◆ **Task prompt**
Reproduce the records below in full and without edits, omitting images.

◆ **Given data**

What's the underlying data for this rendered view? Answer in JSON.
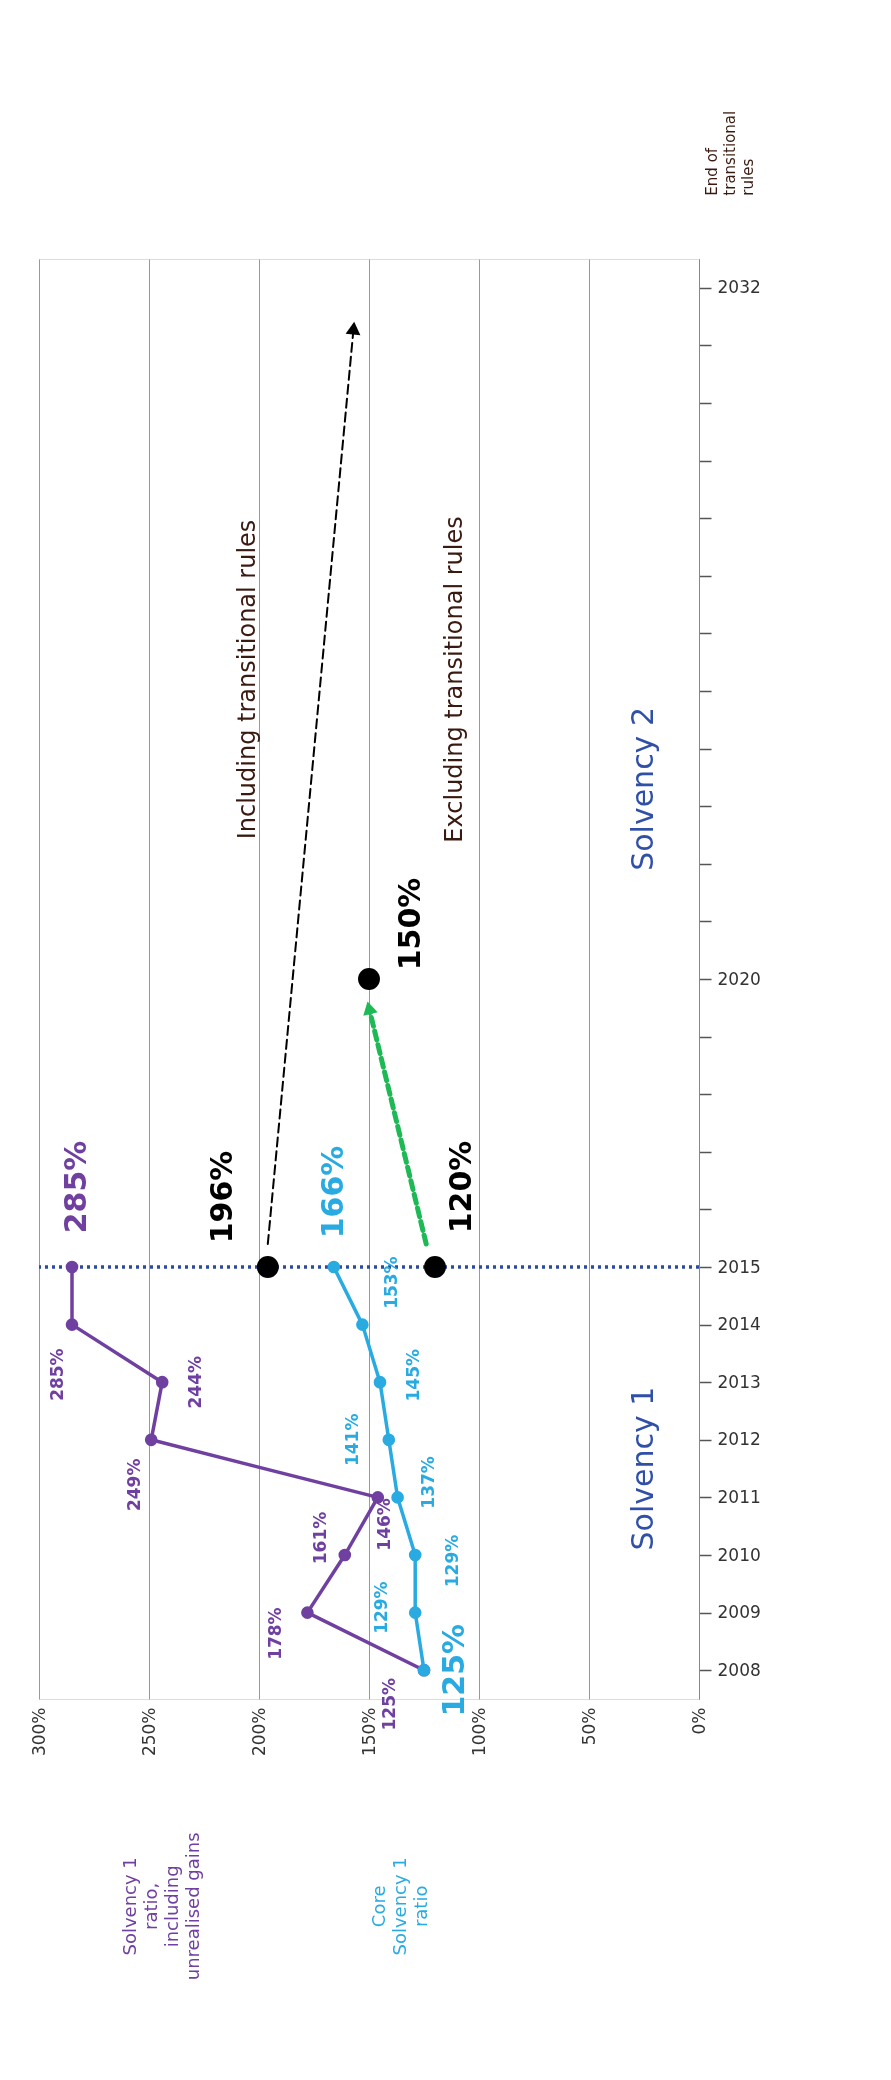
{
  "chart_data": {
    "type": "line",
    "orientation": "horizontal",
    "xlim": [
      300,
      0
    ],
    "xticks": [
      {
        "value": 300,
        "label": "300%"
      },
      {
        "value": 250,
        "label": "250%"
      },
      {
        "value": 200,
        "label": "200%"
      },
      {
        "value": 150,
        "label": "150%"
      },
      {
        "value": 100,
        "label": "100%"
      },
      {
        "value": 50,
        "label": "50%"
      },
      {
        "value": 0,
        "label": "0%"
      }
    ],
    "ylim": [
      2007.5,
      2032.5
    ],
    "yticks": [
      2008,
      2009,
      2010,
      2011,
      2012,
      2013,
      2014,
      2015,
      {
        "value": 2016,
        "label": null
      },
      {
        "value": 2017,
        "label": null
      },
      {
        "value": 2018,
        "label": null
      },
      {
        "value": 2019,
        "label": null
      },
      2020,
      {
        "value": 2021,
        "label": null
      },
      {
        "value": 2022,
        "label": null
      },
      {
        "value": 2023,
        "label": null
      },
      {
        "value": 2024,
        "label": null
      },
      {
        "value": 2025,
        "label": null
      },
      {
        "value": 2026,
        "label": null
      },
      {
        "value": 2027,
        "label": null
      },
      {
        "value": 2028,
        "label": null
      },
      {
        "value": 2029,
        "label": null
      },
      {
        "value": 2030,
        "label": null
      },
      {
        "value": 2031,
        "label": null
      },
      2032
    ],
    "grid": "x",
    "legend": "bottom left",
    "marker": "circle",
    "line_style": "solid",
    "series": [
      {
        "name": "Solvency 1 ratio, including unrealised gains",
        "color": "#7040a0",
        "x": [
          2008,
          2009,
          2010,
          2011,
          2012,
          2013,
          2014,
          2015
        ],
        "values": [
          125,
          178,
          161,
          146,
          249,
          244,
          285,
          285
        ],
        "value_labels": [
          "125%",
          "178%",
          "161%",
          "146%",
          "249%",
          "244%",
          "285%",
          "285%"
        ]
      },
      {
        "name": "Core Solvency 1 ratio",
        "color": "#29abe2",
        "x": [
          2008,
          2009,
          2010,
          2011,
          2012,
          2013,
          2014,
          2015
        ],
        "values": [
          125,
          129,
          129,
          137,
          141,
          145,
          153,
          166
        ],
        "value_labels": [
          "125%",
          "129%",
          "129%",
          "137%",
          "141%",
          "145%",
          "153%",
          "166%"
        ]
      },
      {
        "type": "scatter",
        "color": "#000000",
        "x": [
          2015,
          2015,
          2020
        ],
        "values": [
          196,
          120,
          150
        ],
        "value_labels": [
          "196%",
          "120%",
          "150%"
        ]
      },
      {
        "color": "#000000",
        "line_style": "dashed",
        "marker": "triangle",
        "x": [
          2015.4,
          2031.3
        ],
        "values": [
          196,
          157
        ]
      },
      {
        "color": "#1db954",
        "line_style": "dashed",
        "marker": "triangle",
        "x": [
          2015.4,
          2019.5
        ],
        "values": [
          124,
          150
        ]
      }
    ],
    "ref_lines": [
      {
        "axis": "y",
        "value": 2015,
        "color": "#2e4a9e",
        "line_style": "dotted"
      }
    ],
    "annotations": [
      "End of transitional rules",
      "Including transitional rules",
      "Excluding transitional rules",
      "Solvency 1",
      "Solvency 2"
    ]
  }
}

◆ **Exercise answer**
What's the underlying data for this rendered view? Answer in JSON.
{
  "chart_data": {
    "type": "line",
    "orientation": "horizontal",
    "xlim": [
      300,
      0
    ],
    "xticks": [
      {
        "value": 300,
        "label": "300%"
      },
      {
        "value": 250,
        "label": "250%"
      },
      {
        "value": 200,
        "label": "200%"
      },
      {
        "value": 150,
        "label": "150%"
      },
      {
        "value": 100,
        "label": "100%"
      },
      {
        "value": 50,
        "label": "50%"
      },
      {
        "value": 0,
        "label": "0%"
      }
    ],
    "ylim": [
      2007.5,
      2032.5
    ],
    "yticks": [
      2008,
      2009,
      2010,
      2011,
      2012,
      2013,
      2014,
      2015,
      {
        "value": 2016,
        "label": null
      },
      {
        "value": 2017,
        "label": null
      },
      {
        "value": 2018,
        "label": null
      },
      {
        "value": 2019,
        "label": null
      },
      2020,
      {
        "value": 2021,
        "label": null
      },
      {
        "value": 2022,
        "label": null
      },
      {
        "value": 2023,
        "label": null
      },
      {
        "value": 2024,
        "label": null
      },
      {
        "value": 2025,
        "label": null
      },
      {
        "value": 2026,
        "label": null
      },
      {
        "value": 2027,
        "label": null
      },
      {
        "value": 2028,
        "label": null
      },
      {
        "value": 2029,
        "label": null
      },
      {
        "value": 2030,
        "label": null
      },
      {
        "value": 2031,
        "label": null
      },
      2032
    ],
    "grid": "x",
    "legend": "bottom left",
    "marker": "circle",
    "line_style": "solid",
    "series": [
      {
        "name": "Solvency 1 ratio, including unrealised gains",
        "color": "#7040a0",
        "x": [
          2008,
          2009,
          2010,
          2011,
          2012,
          2013,
          2014,
          2015
        ],
        "values": [
          125,
          178,
          161,
          146,
          249,
          244,
          285,
          285
        ],
        "value_labels": [
          "125%",
          "178%",
          "161%",
          "146%",
          "249%",
          "244%",
          "285%",
          "285%"
        ]
      },
      {
        "name": "Core Solvency 1 ratio",
        "color": "#29abe2",
        "x": [
          2008,
          2009,
          2010,
          2011,
          2012,
          2013,
          2014,
          2015
        ],
        "values": [
          125,
          129,
          129,
          137,
          141,
          145,
          153,
          166
        ],
        "value_labels": [
          "125%",
          "129%",
          "129%",
          "137%",
          "141%",
          "145%",
          "153%",
          "166%"
        ]
      },
      {
        "type": "scatter",
        "color": "#000000",
        "x": [
          2015,
          2015,
          2020
        ],
        "values": [
          196,
          120,
          150
        ],
        "value_labels": [
          "196%",
          "120%",
          "150%"
        ]
      },
      {
        "color": "#000000",
        "line_style": "dashed",
        "marker": "triangle",
        "x": [
          2015.4,
          2031.3
        ],
        "values": [
          196,
          157
        ]
      },
      {
        "color": "#1db954",
        "line_style": "dashed",
        "marker": "triangle",
        "x": [
          2015.4,
          2019.5
        ],
        "values": [
          124,
          150
        ]
      }
    ],
    "ref_lines": [
      {
        "axis": "y",
        "value": 2015,
        "color": "#2e4a9e",
        "line_style": "dotted"
      }
    ],
    "annotations": [
      "End of transitional rules",
      "Including transitional rules",
      "Excluding transitional rules",
      "Solvency 1",
      "Solvency 2"
    ]
  }
}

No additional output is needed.